● **Set task**: Repeat the listing that follows, character for character, minus the pictures.

# Start of Input records

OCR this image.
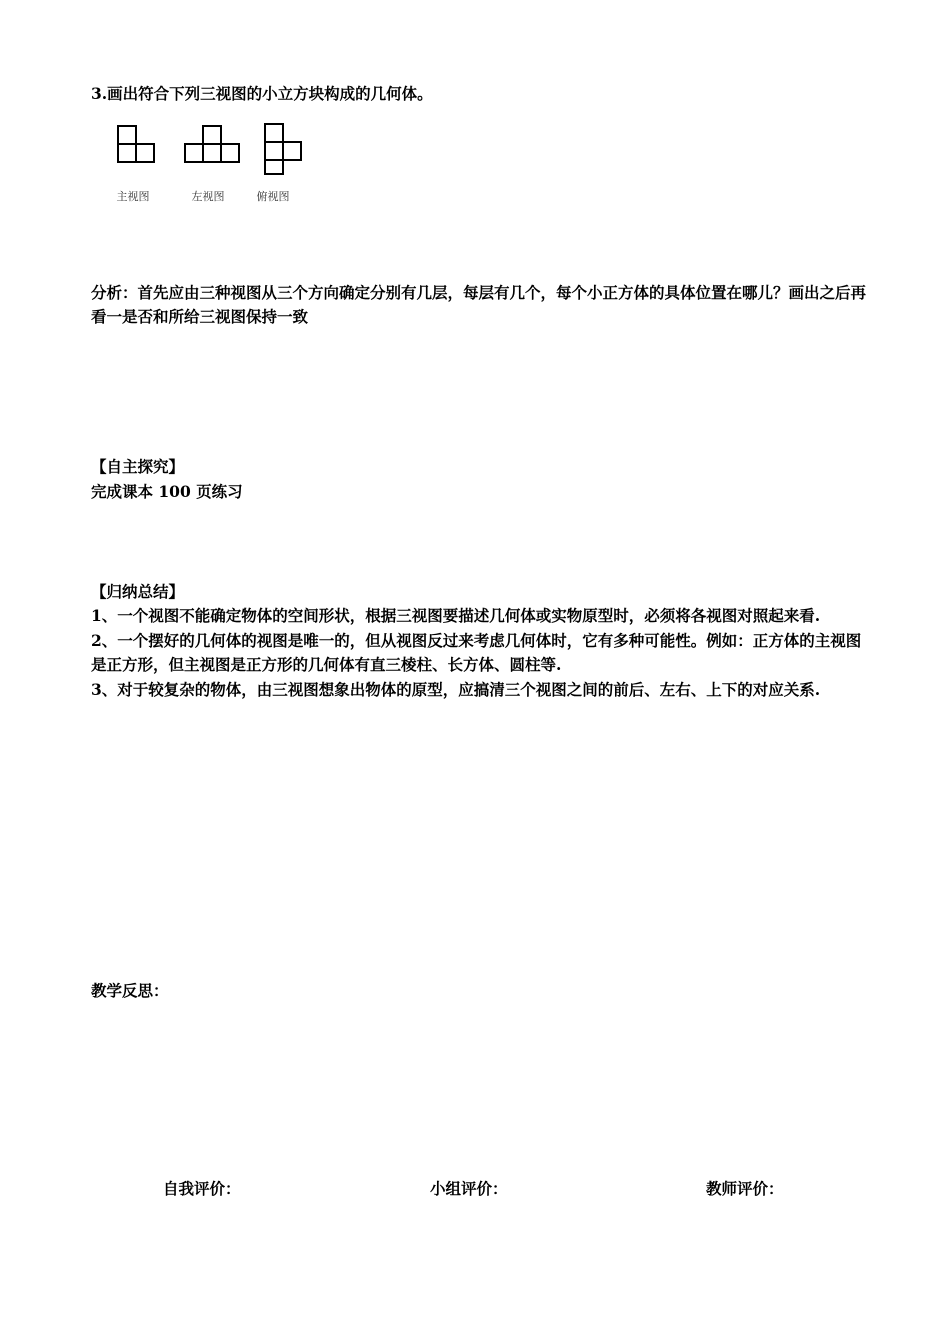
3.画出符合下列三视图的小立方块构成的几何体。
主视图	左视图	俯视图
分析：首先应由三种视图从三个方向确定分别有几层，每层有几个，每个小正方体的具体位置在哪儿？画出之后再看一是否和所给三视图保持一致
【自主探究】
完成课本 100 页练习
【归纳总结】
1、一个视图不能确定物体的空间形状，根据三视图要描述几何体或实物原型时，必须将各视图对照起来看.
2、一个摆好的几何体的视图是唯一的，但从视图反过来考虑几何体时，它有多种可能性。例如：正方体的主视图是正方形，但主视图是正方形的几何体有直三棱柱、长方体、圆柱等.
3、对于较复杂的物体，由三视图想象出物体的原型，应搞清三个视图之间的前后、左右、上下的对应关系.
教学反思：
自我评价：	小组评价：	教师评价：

# End of Input records

● **Written solution**:
OCR this image.
3.画出符合下列三视图的小立方块构成的几何体。
主视图	左视图	俯视图
分析：首先应由三种视图从三个方向确定分别有几层，每层有几个，每个小正方体的具体位置在哪儿？画出之后再看一是否和所给三视图保持一致
【自主探究】
完成课本 100 页练习
【归纳总结】
1、一个视图不能确定物体的空间形状，根据三视图要描述几何体或实物原型时，必须将各视图对照起来看.
2、一个摆好的几何体的视图是唯一的，但从视图反过来考虑几何体时，它有多种可能性。例如：正方体的主视图是正方形，但主视图是正方形的几何体有直三棱柱、长方体、圆柱等.
3、对于较复杂的物体，由三视图想象出物体的原型，应搞清三个视图之间的前后、左右、上下的对应关系.
教学反思：
自我评价：	小组评价：	教师评价：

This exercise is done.